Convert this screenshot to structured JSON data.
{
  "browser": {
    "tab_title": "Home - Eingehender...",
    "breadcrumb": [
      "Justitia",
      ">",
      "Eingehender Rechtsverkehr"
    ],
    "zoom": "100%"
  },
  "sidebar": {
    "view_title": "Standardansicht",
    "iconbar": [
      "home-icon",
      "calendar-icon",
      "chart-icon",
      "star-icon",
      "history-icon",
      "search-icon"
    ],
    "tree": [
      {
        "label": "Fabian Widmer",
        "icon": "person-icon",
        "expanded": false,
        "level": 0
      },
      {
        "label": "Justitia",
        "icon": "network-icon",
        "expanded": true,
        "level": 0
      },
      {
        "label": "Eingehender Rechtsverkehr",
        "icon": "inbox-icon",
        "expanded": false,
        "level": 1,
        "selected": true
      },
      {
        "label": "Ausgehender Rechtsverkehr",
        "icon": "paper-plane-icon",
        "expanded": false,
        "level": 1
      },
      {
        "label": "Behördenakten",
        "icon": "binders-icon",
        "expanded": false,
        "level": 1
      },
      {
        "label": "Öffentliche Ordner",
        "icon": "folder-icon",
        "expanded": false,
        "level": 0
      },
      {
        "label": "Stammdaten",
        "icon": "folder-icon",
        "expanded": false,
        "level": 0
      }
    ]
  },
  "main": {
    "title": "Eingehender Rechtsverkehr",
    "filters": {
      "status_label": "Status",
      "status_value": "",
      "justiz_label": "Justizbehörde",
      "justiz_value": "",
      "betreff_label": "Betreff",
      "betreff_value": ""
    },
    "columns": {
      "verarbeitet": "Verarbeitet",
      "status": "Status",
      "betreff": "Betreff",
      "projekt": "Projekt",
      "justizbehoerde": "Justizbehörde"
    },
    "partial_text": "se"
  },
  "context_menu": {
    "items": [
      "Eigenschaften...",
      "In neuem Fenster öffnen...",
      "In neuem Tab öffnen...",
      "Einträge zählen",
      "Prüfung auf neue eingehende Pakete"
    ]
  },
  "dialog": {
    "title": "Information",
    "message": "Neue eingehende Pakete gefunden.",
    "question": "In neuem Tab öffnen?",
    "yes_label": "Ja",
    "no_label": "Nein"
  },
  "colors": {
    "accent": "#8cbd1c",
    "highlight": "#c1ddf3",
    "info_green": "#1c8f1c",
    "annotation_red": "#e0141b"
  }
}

→ **Direction**: Repeat the data above, word for word.

→ **Final result**:
Convert this screenshot to structured JSON data.
{
  "browser": {
    "tab_title": "Home - Eingehender...",
    "breadcrumb": [
      "Justitia",
      ">",
      "Eingehender Rechtsverkehr"
    ],
    "zoom": "100%"
  },
  "sidebar": {
    "view_title": "Standardansicht",
    "iconbar": [
      "home-icon",
      "calendar-icon",
      "chart-icon",
      "star-icon",
      "history-icon",
      "search-icon"
    ],
    "tree": [
      {
        "label": "Fabian Widmer",
        "icon": "person-icon",
        "expanded": false,
        "level": 0
      },
      {
        "label": "Justitia",
        "icon": "network-icon",
        "expanded": true,
        "level": 0
      },
      {
        "label": "Eingehender Rechtsverkehr",
        "icon": "inbox-icon",
        "expanded": false,
        "level": 1,
        "selected": true
      },
      {
        "label": "Ausgehender Rechtsverkehr",
        "icon": "paper-plane-icon",
        "expanded": false,
        "level": 1
      },
      {
        "label": "Behördenakten",
        "icon": "binders-icon",
        "expanded": false,
        "level": 1
      },
      {
        "label": "Öffentliche Ordner",
        "icon": "folder-icon",
        "expanded": false,
        "level": 0
      },
      {
        "label": "Stammdaten",
        "icon": "folder-icon",
        "expanded": false,
        "level": 0
      }
    ]
  },
  "main": {
    "title": "Eingehender Rechtsverkehr",
    "filters": {
      "status_label": "Status",
      "status_value": "",
      "justiz_label": "Justizbehörde",
      "justiz_value": "",
      "betreff_label": "Betreff",
      "betreff_value": ""
    },
    "columns": {
      "verarbeitet": "Verarbeitet",
      "status": "Status",
      "betreff": "Betreff",
      "projekt": "Projekt",
      "justizbehoerde": "Justizbehörde"
    },
    "partial_text": "se"
  },
  "context_menu": {
    "items": [
      "Eigenschaften...",
      "In neuem Fenster öffnen...",
      "In neuem Tab öffnen...",
      "Einträge zählen",
      "Prüfung auf neue eingehende Pakete"
    ]
  },
  "dialog": {
    "title": "Information",
    "message": "Neue eingehende Pakete gefunden.",
    "question": "In neuem Tab öffnen?",
    "yes_label": "Ja",
    "no_label": "Nein"
  },
  "colors": {
    "accent": "#8cbd1c",
    "highlight": "#c1ddf3",
    "info_green": "#1c8f1c",
    "annotation_red": "#e0141b"
  }
}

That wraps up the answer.